WHAT YOU SHOULD DO: Without the pictures, return each record as it appears.

DATA ENTRIES:
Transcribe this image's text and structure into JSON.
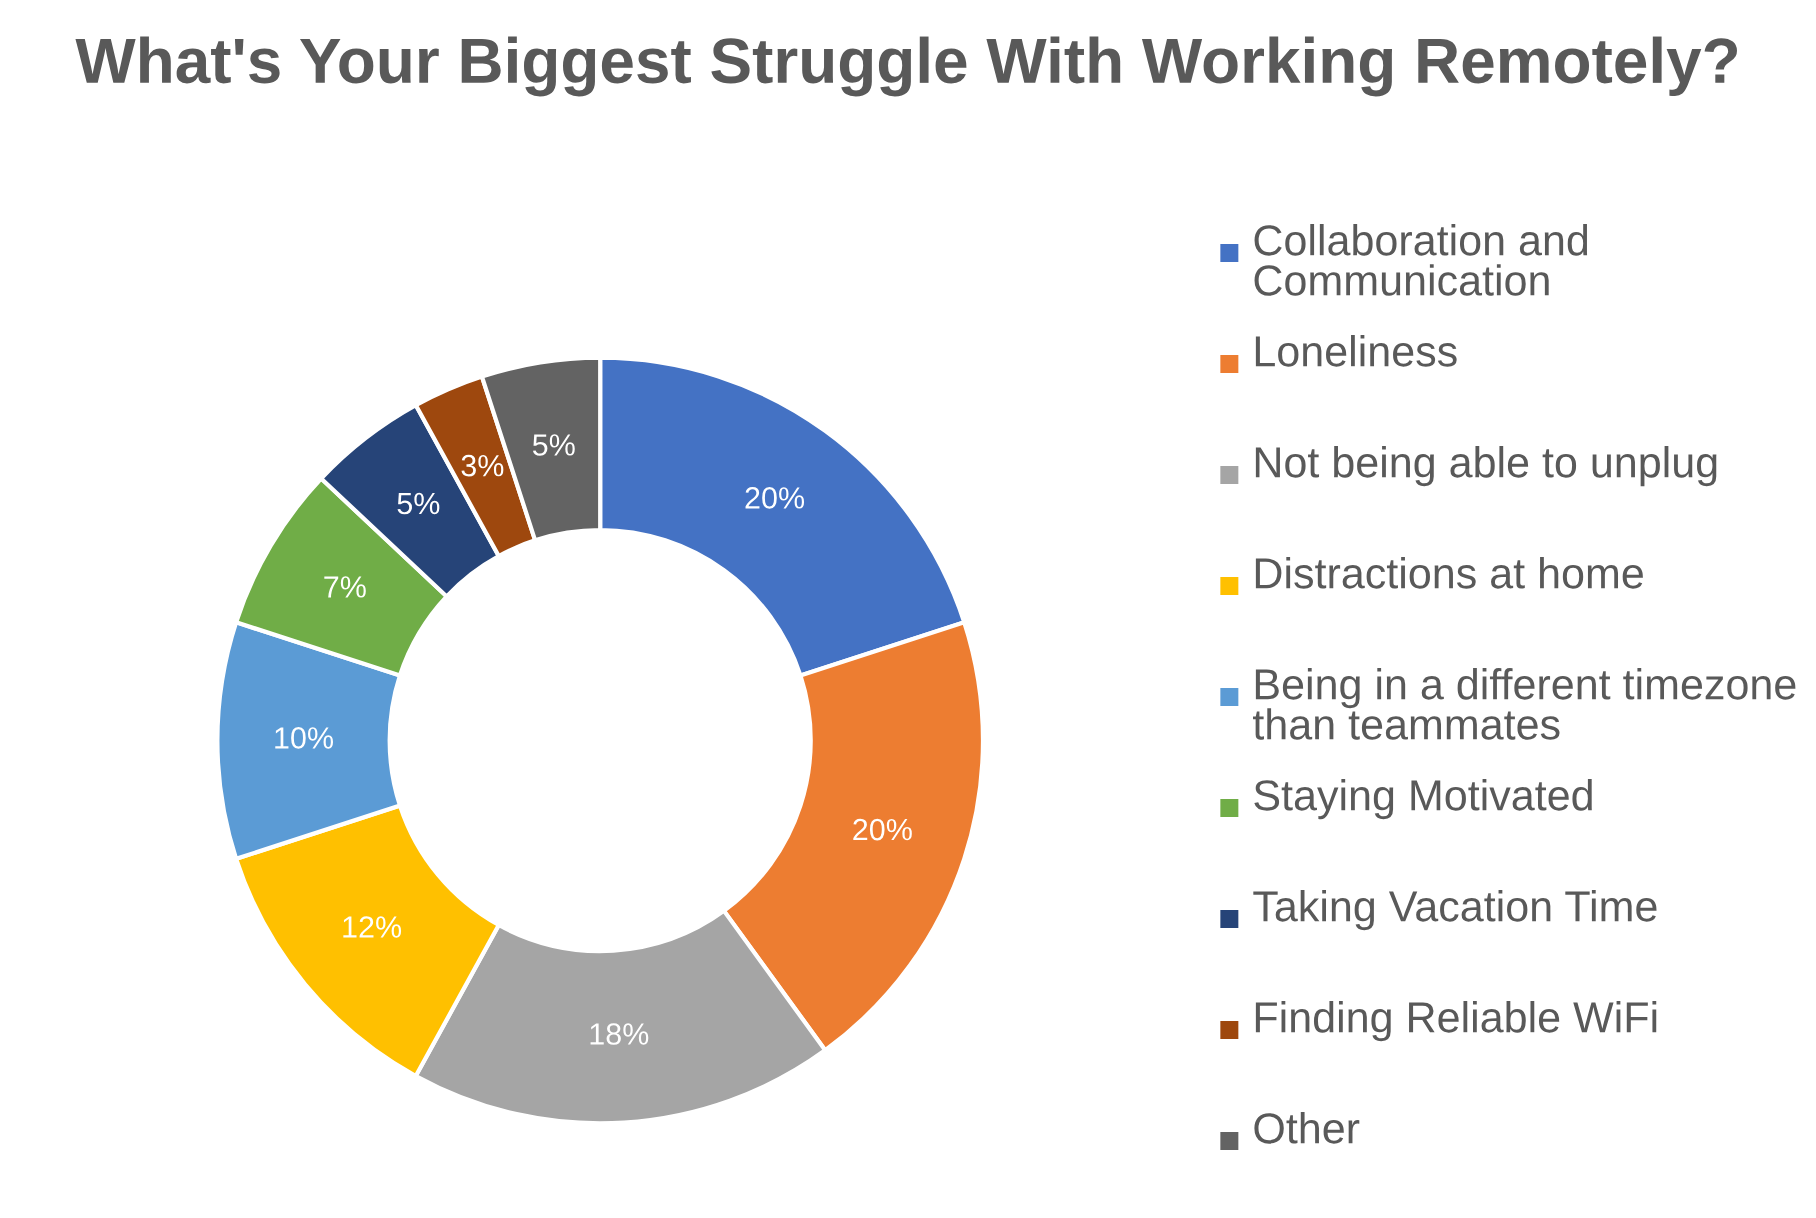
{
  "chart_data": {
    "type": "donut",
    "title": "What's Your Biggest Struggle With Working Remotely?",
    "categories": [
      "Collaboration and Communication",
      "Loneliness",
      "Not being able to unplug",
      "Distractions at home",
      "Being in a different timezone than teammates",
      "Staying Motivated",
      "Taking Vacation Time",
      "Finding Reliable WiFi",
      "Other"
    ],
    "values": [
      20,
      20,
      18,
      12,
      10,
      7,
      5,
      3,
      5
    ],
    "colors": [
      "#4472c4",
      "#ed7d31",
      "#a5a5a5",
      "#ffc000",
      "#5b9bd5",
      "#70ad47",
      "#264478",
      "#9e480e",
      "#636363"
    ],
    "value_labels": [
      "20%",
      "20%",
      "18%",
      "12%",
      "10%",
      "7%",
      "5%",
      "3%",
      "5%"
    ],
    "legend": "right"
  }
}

EXERCISE SOLUTION:
Transcribe this image's text and structure into JSON.
{
  "chart_data": {
    "type": "donut",
    "title": "What's Your Biggest Struggle With Working Remotely?",
    "categories": [
      "Collaboration and Communication",
      "Loneliness",
      "Not being able to unplug",
      "Distractions at home",
      "Being in a different timezone than teammates",
      "Staying Motivated",
      "Taking Vacation Time",
      "Finding Reliable WiFi",
      "Other"
    ],
    "values": [
      20,
      20,
      18,
      12,
      10,
      7,
      5,
      3,
      5
    ],
    "colors": [
      "#4472c4",
      "#ed7d31",
      "#a5a5a5",
      "#ffc000",
      "#5b9bd5",
      "#70ad47",
      "#264478",
      "#9e480e",
      "#636363"
    ],
    "value_labels": [
      "20%",
      "20%",
      "18%",
      "12%",
      "10%",
      "7%",
      "5%",
      "3%",
      "5%"
    ],
    "legend": "right"
  }
}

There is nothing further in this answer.